Text section below:

Although this was a dark time in the life of David and one filled with consequences, he went on to enjoy many victories because he had a heart of repentance.  He returned to Jerusalem to reign once again as king.  God did vindicate him in the very words of the one who had cursed him when Shimei cried out, “My lord the king, please forgive me.  Forget the terrible thing your servant did when you left Jerusalem.” (19)  And David did forgive him, for the moment.  He showed kindness to Mephibosheth and rewarded those who had served him well.

David had received mercy from God in the past, and he was eager to show this same mercy to those who had hurt him – Absalom, Ziba, Mephibosheth and Shimei. Jesus spoke of forgiveness and mercy like this in Matthew 18:23-35 with the parable of the servant whose master forgave him a debt yet he was unwilling to forgive a fellow servant of a debt.  The outcome was not good. When we’re going through a difficult time, it seems there are always those who will come along to pour salt on ours wound like David had experienced.  Just like David, we would do well to remember the many great mercies God has extended to us and to also forgive those who hurt us in this way. 

Moving Forward:  Remembering your mercy to me, I will forgive those who hurt me or hurt those I love.   I pray that I will never be the one who pours salt on someone’s wounds!

Tomorrow @ Psalm 57-59

Psalms 51-53 (NLT)

End of Text section.
Data listing below:

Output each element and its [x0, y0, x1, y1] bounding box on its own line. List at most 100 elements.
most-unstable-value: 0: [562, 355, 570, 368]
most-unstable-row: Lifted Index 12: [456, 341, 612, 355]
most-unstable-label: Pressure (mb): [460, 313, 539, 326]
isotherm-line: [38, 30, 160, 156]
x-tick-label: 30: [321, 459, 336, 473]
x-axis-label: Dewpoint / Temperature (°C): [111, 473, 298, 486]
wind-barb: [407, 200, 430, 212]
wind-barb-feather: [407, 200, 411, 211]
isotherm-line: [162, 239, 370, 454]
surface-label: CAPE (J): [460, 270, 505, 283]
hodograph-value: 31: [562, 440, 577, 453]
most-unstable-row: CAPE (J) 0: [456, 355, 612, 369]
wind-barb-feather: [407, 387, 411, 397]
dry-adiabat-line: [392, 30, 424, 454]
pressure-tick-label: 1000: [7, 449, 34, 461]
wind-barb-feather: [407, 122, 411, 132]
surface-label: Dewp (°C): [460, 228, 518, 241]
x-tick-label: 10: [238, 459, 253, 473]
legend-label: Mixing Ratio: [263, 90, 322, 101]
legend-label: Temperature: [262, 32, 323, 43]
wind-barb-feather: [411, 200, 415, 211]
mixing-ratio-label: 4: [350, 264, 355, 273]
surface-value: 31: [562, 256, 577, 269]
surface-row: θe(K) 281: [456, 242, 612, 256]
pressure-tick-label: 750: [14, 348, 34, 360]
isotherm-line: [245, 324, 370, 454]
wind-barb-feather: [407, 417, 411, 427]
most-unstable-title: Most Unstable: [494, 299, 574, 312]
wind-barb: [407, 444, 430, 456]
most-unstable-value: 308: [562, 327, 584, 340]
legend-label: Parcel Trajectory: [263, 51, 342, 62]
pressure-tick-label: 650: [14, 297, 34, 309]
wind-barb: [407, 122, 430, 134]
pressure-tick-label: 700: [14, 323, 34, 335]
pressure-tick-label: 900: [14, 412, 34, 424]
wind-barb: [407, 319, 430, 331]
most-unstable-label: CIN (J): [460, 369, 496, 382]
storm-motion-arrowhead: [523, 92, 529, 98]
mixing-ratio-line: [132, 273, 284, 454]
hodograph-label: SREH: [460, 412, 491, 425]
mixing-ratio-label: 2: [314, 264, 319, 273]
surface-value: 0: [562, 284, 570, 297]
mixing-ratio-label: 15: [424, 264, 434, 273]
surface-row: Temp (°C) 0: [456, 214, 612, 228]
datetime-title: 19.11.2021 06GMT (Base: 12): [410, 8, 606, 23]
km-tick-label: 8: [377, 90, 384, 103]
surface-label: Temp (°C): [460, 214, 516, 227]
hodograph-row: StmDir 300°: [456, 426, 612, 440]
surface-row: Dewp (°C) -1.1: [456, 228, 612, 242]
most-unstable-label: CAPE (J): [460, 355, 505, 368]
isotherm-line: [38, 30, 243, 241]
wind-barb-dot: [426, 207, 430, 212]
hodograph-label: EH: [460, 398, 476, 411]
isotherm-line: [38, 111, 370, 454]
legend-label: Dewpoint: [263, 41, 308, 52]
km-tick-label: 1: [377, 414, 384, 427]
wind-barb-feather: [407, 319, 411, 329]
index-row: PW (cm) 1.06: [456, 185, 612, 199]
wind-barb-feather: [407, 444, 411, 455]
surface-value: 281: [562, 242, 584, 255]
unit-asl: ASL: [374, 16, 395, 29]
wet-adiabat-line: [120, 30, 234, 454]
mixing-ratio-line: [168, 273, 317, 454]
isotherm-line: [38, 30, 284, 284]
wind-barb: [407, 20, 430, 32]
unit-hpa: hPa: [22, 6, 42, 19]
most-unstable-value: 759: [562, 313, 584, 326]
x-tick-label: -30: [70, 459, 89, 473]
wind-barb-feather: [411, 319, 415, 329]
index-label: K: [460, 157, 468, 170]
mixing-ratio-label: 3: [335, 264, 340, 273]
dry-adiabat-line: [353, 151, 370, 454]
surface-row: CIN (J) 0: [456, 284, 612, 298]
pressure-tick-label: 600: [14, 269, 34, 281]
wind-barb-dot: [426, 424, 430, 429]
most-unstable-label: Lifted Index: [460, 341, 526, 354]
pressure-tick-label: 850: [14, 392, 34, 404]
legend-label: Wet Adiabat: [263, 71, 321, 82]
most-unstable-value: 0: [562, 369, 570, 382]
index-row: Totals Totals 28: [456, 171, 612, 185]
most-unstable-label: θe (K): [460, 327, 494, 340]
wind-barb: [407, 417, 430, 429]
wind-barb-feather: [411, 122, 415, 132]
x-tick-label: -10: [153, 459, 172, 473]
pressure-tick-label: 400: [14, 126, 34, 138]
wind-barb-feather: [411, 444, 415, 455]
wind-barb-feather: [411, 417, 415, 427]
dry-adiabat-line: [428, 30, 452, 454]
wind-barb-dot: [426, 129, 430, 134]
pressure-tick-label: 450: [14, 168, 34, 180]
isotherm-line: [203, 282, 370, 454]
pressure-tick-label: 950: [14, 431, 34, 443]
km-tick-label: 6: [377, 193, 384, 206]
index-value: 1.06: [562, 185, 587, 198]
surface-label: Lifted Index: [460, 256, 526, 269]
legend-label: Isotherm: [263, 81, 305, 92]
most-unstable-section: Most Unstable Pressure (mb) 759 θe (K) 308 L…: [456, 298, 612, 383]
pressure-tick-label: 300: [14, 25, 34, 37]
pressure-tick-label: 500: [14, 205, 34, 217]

End of Data listing.

*Activity list*
1. According to the devotional text, which Bible passage holds Jesus's parable about forgiveness and mercy?
2. Rewrite the part of the devotional text that opens with the words containing "David had received" and closes with "in this way.", putting "story" in place of "parable".

*Numbered responses*
1. Matthew 18:23-35

2.
David had received mercy from God in the past, and he was eager to show this same mercy to those who had hurt him – Absalom, Ziba, Mephibosheth and Shimei. Jesus spoke of forgiveness and mercy like this in Matthew 18:23-35 with the story of the servant whose master forgave him a debt yet he was unwilling to forgive a fellow servant of a debt.  The outcome was not good. When we’re going through a difficult time, it seems there are always those who will come along to pour salt on ours wound like David had experienced.  Just like David, we would do well to remember the many great mercies God has extended to us and to also forgive those who hurt us in this way.